Stored rows:
□ □ □ □

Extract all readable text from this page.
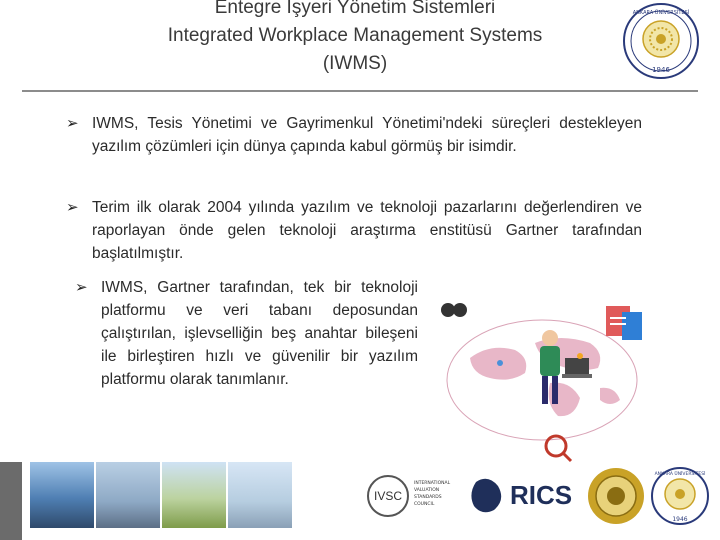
Entegre Işyeri Yönetim Sistemleri
Integrated Workplace Management Systems
(IWMS)	1946
ANKARA ÜNİVERSİTESİ
➢ IWMS, Tesis Yönetimi ve Gayrimenkul Yönetimi'ndeki süreçleri destekleyen yazılım çözümleri için dünya çapında kabul görmüş bir isimdir.
➢ Terim ilk olarak 2004 yılında yazılım ve teknoloji pazarlarını değerlendiren ve raporlayan önde gelen teknoloji araştırma enstitüsü Gartner tarafından başlatılmıştır.
➢ IWMS, Gartner tarafından, tek bir teknoloji platformu ve veri tabanı deposundan çalıştırılan, işlevselliğin beş anahtar bileşeni ile birleştiren hızlı ve güvenilir bir yazılım platformu olarak tanımlanır.
IVSC
INTERNATIONAL
VALUATION
STANDARDS
COUNCIL	RICS
1946
ANKARA ÜNİVERSİTESİ
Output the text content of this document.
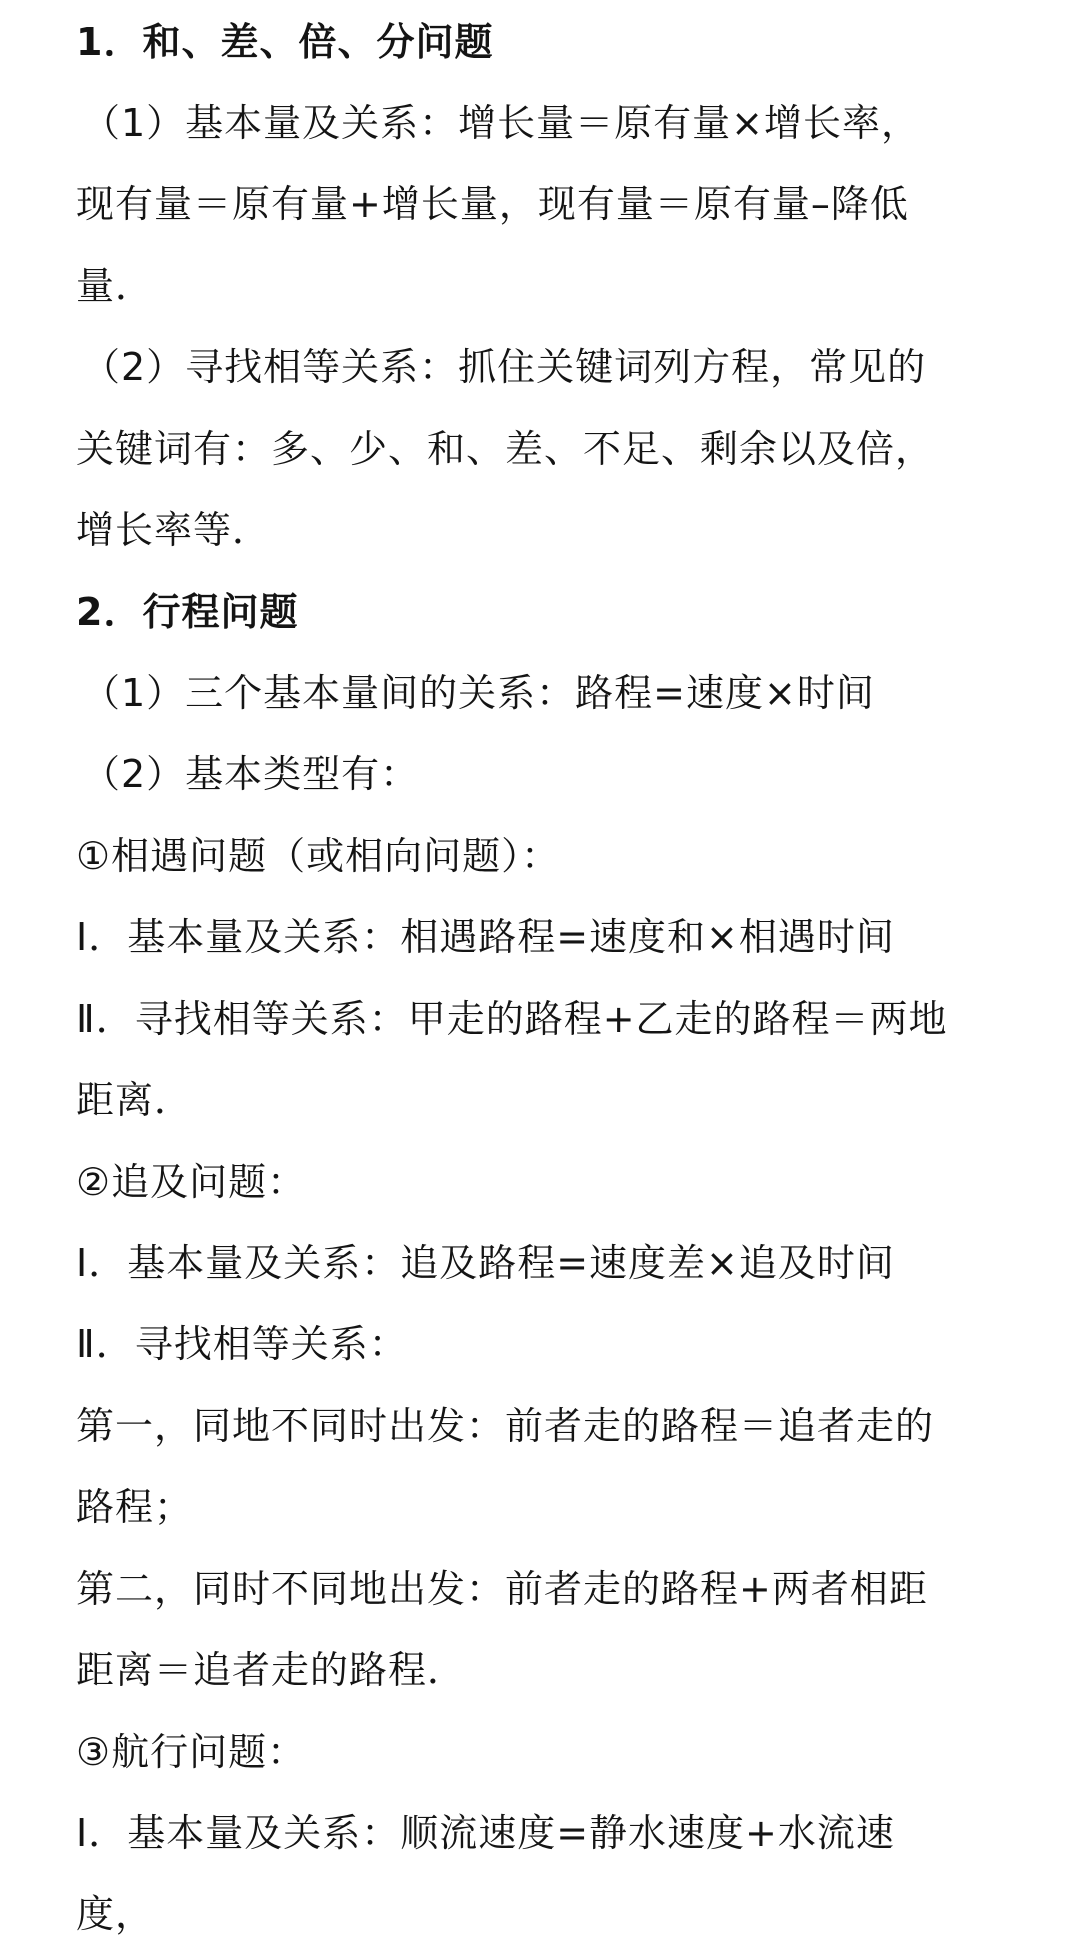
1．和、差、倍、分问题
（1）基本量及关系：增长量＝原有量×增长率，
现有量＝原有量+增长量，现有量＝原有量–降低
量．
（2）寻找相等关系：抓住关键词列方程，常见的
关键词有：多、少、和、差、不足、剩余以及倍，
增长率等．
2．行程问题
（1）三个基本量间的关系：路程=速度×时间
（2）基本类型有：
①相遇问题（或相向问题）：
Ⅰ．基本量及关系：相遇路程=速度和×相遇时间
Ⅱ．寻找相等关系：甲走的路程+乙走的路程＝两地
距离．
②追及问题：
Ⅰ．基本量及关系：追及路程=速度差×追及时间
Ⅱ．寻找相等关系：
第一，同地不同时出发：前者走的路程＝追者走的
路程；
第二，同时不同地出发：前者走的路程+两者相距
距离＝追者走的路程．
③航行问题：
Ⅰ．基本量及关系：顺流速度=静水速度+水流速
度，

□ □ □ □

Task statement: Set each line of the records down exactly, leaving every picture out.

Exercise solution:
Extract all readable text from this page.
Entegre Işyeri Yönetim Sistemleri
Integrated Workplace Management Systems
(IWMS)	1946
ANKARA ÜNİVERSİTESİ
➢ IWMS, Tesis Yönetimi ve Gayrimenkul Yönetimi'ndeki süreçleri destekleyen yazılım çözümleri için dünya çapında kabul görmüş bir isimdir.
➢ Terim ilk olarak 2004 yılında yazılım ve teknoloji pazarlarını değerlendiren ve raporlayan önde gelen teknoloji araştırma enstitüsü Gartner tarafından başlatılmıştır.
➢ IWMS, Gartner tarafından, tek bir teknoloji platformu ve veri tabanı deposundan çalıştırılan, işlevselliğin beş anahtar bileşeni ile birleştiren hızlı ve güvenilir bir yazılım platformu olarak tanımlanır.
IVSC
INTERNATIONAL
VALUATION
STANDARDS
COUNCIL	RICS
1946
ANKARA ÜNİVERSİTESİ
Output the text content of this document.
1．和、差、倍、分问题
（1）基本量及关系：增长量＝原有量×增长率，
现有量＝原有量+增长量，现有量＝原有量–降低
量．
（2）寻找相等关系：抓住关键词列方程，常见的
关键词有：多、少、和、差、不足、剩余以及倍，
增长率等．
2．行程问题
（1）三个基本量间的关系：路程=速度×时间
（2）基本类型有：
①相遇问题（或相向问题）：
Ⅰ．基本量及关系：相遇路程=速度和×相遇时间
Ⅱ．寻找相等关系：甲走的路程+乙走的路程＝两地
距离．
②追及问题：
Ⅰ．基本量及关系：追及路程=速度差×追及时间
Ⅱ．寻找相等关系：
第一，同地不同时出发：前者走的路程＝追者走的
路程；
第二，同时不同地出发：前者走的路程+两者相距
距离＝追者走的路程．
③航行问题：
Ⅰ．基本量及关系：顺流速度=静水速度+水流速
度，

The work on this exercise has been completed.